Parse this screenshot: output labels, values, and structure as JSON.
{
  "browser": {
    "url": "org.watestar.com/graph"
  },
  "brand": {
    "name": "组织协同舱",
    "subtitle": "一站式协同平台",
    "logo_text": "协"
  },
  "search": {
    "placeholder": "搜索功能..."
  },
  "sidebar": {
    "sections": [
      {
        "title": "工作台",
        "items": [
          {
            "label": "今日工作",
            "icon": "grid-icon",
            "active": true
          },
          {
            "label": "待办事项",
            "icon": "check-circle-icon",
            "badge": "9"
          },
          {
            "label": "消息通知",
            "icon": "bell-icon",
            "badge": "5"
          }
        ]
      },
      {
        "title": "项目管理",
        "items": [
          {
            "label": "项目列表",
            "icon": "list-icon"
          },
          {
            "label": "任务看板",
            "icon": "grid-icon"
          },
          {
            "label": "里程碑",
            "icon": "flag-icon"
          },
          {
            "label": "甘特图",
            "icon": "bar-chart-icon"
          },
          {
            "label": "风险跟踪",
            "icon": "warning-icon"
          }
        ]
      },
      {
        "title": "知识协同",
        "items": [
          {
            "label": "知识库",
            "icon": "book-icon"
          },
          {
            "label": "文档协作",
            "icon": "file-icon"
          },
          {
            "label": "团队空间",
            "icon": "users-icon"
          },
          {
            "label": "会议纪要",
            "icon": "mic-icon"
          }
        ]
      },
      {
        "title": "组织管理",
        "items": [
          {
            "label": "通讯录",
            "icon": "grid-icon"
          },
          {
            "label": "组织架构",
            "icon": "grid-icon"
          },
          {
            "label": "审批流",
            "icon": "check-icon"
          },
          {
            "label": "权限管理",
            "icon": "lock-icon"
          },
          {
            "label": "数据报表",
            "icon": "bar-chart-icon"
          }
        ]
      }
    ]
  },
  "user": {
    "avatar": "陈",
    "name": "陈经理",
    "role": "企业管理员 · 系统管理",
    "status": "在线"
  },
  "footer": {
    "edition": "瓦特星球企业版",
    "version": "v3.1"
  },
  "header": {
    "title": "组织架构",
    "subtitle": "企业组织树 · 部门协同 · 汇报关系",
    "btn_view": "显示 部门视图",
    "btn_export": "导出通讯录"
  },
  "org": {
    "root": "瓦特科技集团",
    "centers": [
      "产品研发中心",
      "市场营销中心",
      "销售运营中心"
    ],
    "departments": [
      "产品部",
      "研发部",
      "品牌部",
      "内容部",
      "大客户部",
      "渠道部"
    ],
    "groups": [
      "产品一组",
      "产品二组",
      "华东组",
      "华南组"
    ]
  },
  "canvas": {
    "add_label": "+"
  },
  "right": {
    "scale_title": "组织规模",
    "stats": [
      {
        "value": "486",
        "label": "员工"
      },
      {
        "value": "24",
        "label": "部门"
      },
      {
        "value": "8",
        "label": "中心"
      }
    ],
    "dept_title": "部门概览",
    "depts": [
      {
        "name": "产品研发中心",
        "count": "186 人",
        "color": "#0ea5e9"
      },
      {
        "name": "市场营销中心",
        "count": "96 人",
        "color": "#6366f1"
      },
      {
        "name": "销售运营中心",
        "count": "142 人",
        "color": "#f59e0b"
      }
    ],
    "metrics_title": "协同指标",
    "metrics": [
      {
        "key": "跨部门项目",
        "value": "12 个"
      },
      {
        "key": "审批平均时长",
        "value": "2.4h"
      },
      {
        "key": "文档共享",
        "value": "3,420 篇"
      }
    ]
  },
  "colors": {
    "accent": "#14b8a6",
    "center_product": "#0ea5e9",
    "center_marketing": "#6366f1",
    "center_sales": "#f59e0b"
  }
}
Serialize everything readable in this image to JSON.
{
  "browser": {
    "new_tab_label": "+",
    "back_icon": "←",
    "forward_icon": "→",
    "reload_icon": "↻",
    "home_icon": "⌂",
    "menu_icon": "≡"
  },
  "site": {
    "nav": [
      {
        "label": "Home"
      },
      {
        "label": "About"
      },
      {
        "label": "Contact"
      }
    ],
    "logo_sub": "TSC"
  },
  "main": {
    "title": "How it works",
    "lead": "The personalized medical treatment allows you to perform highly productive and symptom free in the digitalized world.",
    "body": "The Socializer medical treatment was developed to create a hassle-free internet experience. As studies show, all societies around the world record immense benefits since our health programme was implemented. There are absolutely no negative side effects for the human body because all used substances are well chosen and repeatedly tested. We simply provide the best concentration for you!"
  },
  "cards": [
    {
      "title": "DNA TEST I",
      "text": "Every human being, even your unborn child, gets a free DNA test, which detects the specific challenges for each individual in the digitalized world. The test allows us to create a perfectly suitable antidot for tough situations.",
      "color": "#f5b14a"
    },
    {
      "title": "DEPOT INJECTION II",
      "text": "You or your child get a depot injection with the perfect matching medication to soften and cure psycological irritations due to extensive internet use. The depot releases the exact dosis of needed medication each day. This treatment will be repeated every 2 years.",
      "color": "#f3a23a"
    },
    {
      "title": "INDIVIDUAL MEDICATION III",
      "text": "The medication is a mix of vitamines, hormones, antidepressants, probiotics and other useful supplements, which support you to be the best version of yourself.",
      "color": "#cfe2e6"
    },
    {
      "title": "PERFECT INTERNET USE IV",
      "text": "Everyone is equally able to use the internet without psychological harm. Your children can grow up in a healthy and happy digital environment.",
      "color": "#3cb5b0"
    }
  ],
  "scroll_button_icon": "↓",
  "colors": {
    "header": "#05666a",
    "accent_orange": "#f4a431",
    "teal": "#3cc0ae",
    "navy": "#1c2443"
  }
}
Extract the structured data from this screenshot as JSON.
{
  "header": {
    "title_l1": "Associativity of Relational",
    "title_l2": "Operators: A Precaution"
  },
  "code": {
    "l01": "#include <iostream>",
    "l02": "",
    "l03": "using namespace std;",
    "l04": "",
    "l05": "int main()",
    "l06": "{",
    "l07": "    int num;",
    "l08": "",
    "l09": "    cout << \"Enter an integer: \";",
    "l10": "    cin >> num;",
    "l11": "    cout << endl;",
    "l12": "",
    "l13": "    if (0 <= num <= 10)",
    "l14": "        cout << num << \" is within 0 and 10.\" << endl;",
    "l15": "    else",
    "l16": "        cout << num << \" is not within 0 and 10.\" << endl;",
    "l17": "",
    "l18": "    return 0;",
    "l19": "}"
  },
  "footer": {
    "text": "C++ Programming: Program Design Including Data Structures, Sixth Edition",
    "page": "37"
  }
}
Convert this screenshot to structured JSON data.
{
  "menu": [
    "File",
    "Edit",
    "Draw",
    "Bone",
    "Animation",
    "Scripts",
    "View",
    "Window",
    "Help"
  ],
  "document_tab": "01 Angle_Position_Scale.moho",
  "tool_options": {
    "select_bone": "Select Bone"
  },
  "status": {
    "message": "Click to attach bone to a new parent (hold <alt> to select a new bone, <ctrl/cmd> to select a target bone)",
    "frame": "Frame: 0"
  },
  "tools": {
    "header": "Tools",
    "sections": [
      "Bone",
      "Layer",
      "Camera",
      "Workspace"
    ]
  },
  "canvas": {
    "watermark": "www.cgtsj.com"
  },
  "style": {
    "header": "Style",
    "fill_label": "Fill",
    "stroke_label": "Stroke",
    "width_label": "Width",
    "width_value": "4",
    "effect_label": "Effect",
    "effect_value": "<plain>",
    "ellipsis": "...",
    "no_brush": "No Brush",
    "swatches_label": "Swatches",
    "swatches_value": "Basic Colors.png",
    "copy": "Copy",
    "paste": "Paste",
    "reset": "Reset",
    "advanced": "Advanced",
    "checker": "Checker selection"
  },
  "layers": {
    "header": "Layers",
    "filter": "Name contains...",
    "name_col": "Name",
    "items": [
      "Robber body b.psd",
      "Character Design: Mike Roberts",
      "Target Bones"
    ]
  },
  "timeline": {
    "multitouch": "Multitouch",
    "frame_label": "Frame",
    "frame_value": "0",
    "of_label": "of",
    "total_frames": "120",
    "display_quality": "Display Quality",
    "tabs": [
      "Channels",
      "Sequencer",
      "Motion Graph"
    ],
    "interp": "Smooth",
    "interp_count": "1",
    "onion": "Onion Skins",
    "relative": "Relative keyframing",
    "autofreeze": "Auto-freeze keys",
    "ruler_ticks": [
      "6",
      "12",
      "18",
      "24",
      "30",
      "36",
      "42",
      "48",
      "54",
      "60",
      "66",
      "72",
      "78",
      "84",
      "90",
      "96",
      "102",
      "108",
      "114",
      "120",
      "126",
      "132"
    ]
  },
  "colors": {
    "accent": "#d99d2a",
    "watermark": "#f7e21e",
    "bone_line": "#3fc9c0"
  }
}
....
→ **WHAT THE TASK ASKS**
Search the records for the string "endl" and return every line in which it occurs.

→ **RESPONSE BELOW**
    "l11": "    cout << endl;",
    "l14": "        cout << num << \" is within 0 and 10.\" << endl;",
    "l16": "        cout << num << \" is not within 0 and 10.\" << endl;",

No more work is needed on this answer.